_Short task_:
Reproduce every entry below precisely. Pictures are excluded from the copy.
Start of Material to process
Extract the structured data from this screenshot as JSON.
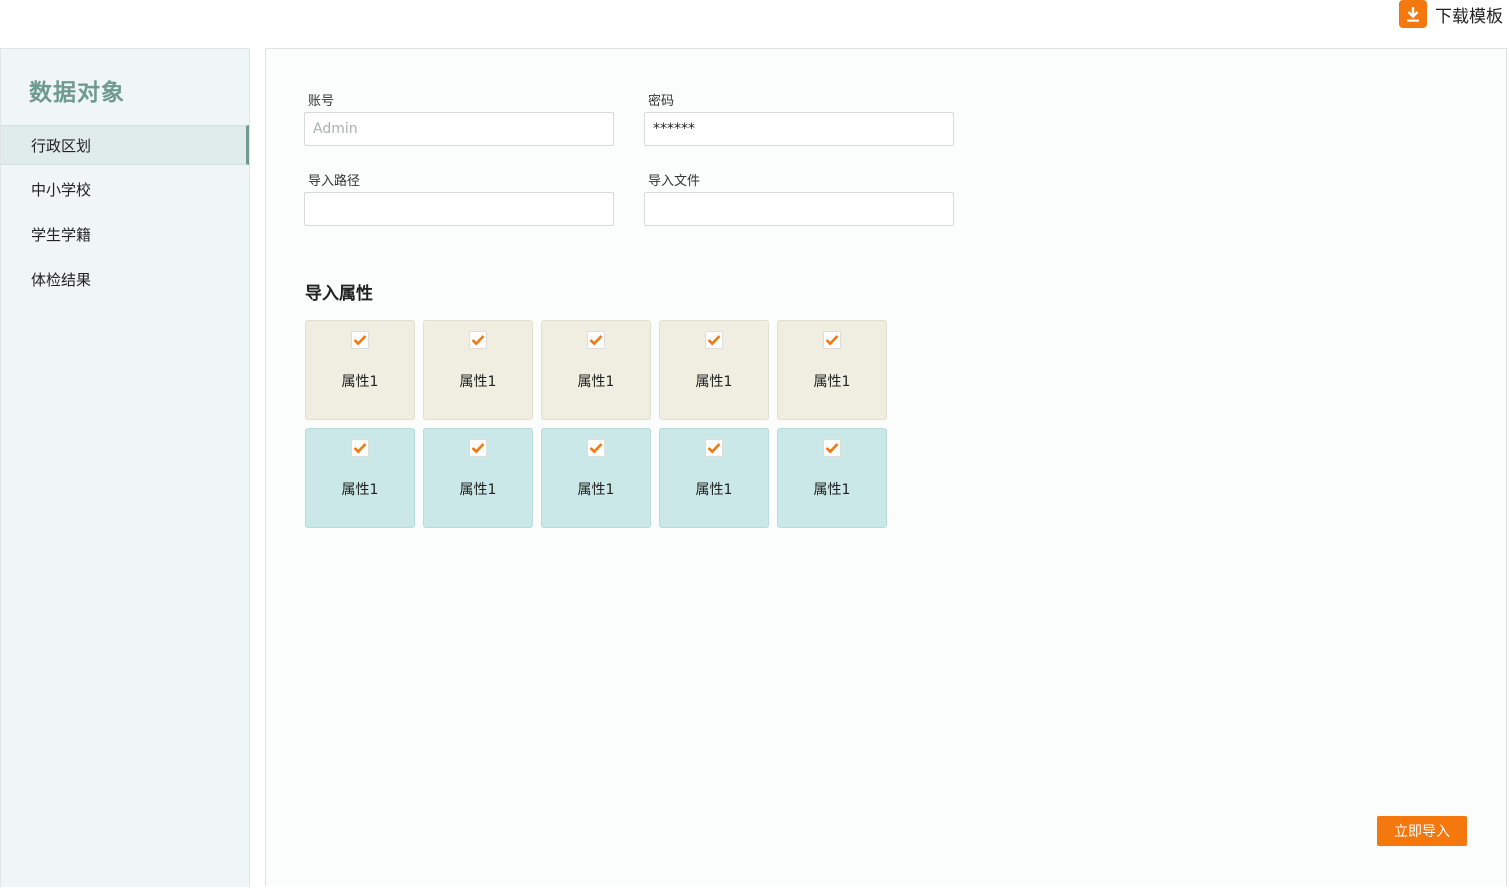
{
  "header": {
    "download_label": "下载模板",
    "download_icon": "download-icon"
  },
  "sidebar": {
    "title": "数据对象",
    "items": [
      {
        "label": "行政区划",
        "active": true
      },
      {
        "label": "中小学校",
        "active": false
      },
      {
        "label": "学生学籍",
        "active": false
      },
      {
        "label": "体检结果",
        "active": false
      }
    ]
  },
  "form": {
    "account": {
      "label": "账号",
      "placeholder": "Admin",
      "value": ""
    },
    "password": {
      "label": "密码",
      "value": "******"
    },
    "import_path": {
      "label": "导入路径",
      "value": ""
    },
    "import_file": {
      "label": "导入文件",
      "value": ""
    }
  },
  "attributes": {
    "title": "导入属性",
    "rows": [
      {
        "tone": "beige",
        "items": [
          {
            "label": "属性1",
            "checked": true
          },
          {
            "label": "属性1",
            "checked": true
          },
          {
            "label": "属性1",
            "checked": true
          },
          {
            "label": "属性1",
            "checked": true
          },
          {
            "label": "属性1",
            "checked": true
          }
        ]
      },
      {
        "tone": "teal",
        "items": [
          {
            "label": "属性1",
            "checked": true
          },
          {
            "label": "属性1",
            "checked": true
          },
          {
            "label": "属性1",
            "checked": true
          },
          {
            "label": "属性1",
            "checked": true
          },
          {
            "label": "属性1",
            "checked": true
          }
        ]
      }
    ]
  },
  "actions": {
    "submit_label": "立即导入"
  },
  "colors": {
    "accent": "#f5780f",
    "sidebar_title": "#6f9a8f",
    "tile_beige": "#f0ede1",
    "tile_teal": "#cbe8e9"
  }
}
End of Material to process
_Exercise solution_:
Extract the structured data from this screenshot as JSON.
{
  "header": {
    "download_label": "下载模板",
    "download_icon": "download-icon"
  },
  "sidebar": {
    "title": "数据对象",
    "items": [
      {
        "label": "行政区划",
        "active": true
      },
      {
        "label": "中小学校",
        "active": false
      },
      {
        "label": "学生学籍",
        "active": false
      },
      {
        "label": "体检结果",
        "active": false
      }
    ]
  },
  "form": {
    "account": {
      "label": "账号",
      "placeholder": "Admin",
      "value": ""
    },
    "password": {
      "label": "密码",
      "value": "******"
    },
    "import_path": {
      "label": "导入路径",
      "value": ""
    },
    "import_file": {
      "label": "导入文件",
      "value": ""
    }
  },
  "attributes": {
    "title": "导入属性",
    "rows": [
      {
        "tone": "beige",
        "items": [
          {
            "label": "属性1",
            "checked": true
          },
          {
            "label": "属性1",
            "checked": true
          },
          {
            "label": "属性1",
            "checked": true
          },
          {
            "label": "属性1",
            "checked": true
          },
          {
            "label": "属性1",
            "checked": true
          }
        ]
      },
      {
        "tone": "teal",
        "items": [
          {
            "label": "属性1",
            "checked": true
          },
          {
            "label": "属性1",
            "checked": true
          },
          {
            "label": "属性1",
            "checked": true
          },
          {
            "label": "属性1",
            "checked": true
          },
          {
            "label": "属性1",
            "checked": true
          }
        ]
      }
    ]
  },
  "actions": {
    "submit_label": "立即导入"
  },
  "colors": {
    "accent": "#f5780f",
    "sidebar_title": "#6f9a8f",
    "tile_beige": "#f0ede1",
    "tile_teal": "#cbe8e9"
  }
}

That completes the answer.